▶ _Written exercise_
Wherever the string "xlabel" appears, copy the whole line.

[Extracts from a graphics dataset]
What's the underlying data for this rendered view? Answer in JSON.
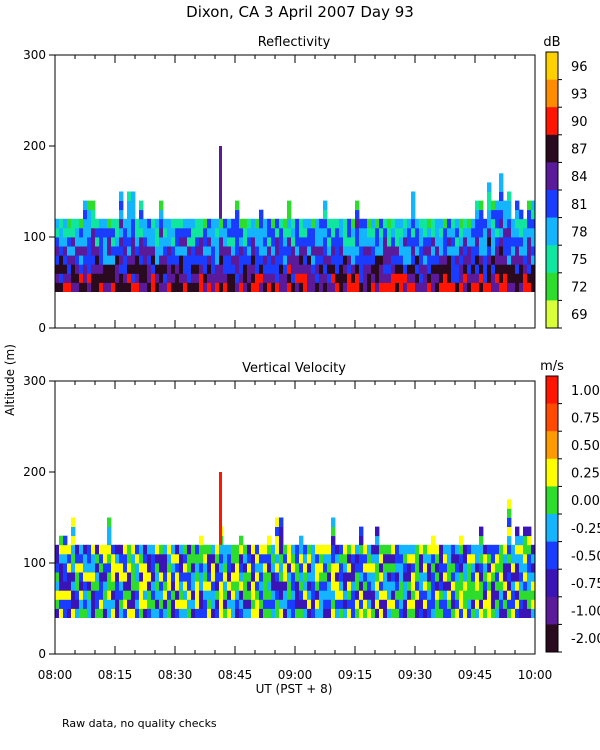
{
  "title": "Dixon, CA   3 April 2007   Day   93",
  "ylabel": "Altitude (m)",
  "xlabel": "UT  (PST + 8)",
  "footer": "Raw data, no quality checks",
  "x_ticks": [
    "08:00",
    "08:15",
    "08:30",
    "08:45",
    "09:00",
    "09:15",
    "09:30",
    "09:45",
    "10:00"
  ],
  "y_ticks": [
    "0",
    "100",
    "200",
    "300"
  ],
  "chart_data": [
    {
      "type": "heatmap",
      "title": "Reflectivity",
      "xlabel": "",
      "ylabel": "Altitude (m)",
      "x_range": [
        "08:00",
        "10:00"
      ],
      "ylim": [
        0,
        300
      ],
      "colorbar": {
        "unit": "dB",
        "labels": [
          "96",
          "93",
          "90",
          "87",
          "84",
          "81",
          "78",
          "75",
          "72",
          "69"
        ],
        "colors": [
          "#ffd000",
          "#ff8c00",
          "#ff1500",
          "#2a0a1e",
          "#5a1a9a",
          "#1a3cff",
          "#14b4ff",
          "#10e6a0",
          "#2edc2e",
          "#d8ff3a"
        ]
      },
      "echo_base_m": 40,
      "echo_top_m": 120,
      "max_echo_top_m": 200,
      "grid": false
    },
    {
      "type": "heatmap",
      "title": "Vertical Velocity",
      "xlabel": "UT  (PST + 8)",
      "ylabel": "Altitude (m)",
      "x_range": [
        "08:00",
        "10:00"
      ],
      "ylim": [
        0,
        300
      ],
      "colorbar": {
        "unit": "m/s",
        "labels": [
          "1.00",
          "0.75",
          "0.50",
          "0.25",
          "0.00",
          "-0.25",
          "-0.50",
          "-0.75",
          "-1.00",
          "-2.00"
        ],
        "colors": [
          "#ff1500",
          "#ff4a00",
          "#ff9a00",
          "#ffff00",
          "#2edc2e",
          "#14b4ff",
          "#1a3cff",
          "#3a14b4",
          "#5a1a9a",
          "#2a0a1e"
        ]
      },
      "echo_base_m": 40,
      "echo_top_m": 120,
      "max_echo_top_m": 200,
      "grid": false
    }
  ]
}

▶ _Answer_
  "xlabel": "UT  (PST + 8)",
      "xlabel": "",
      "xlabel": "UT  (PST + 8)",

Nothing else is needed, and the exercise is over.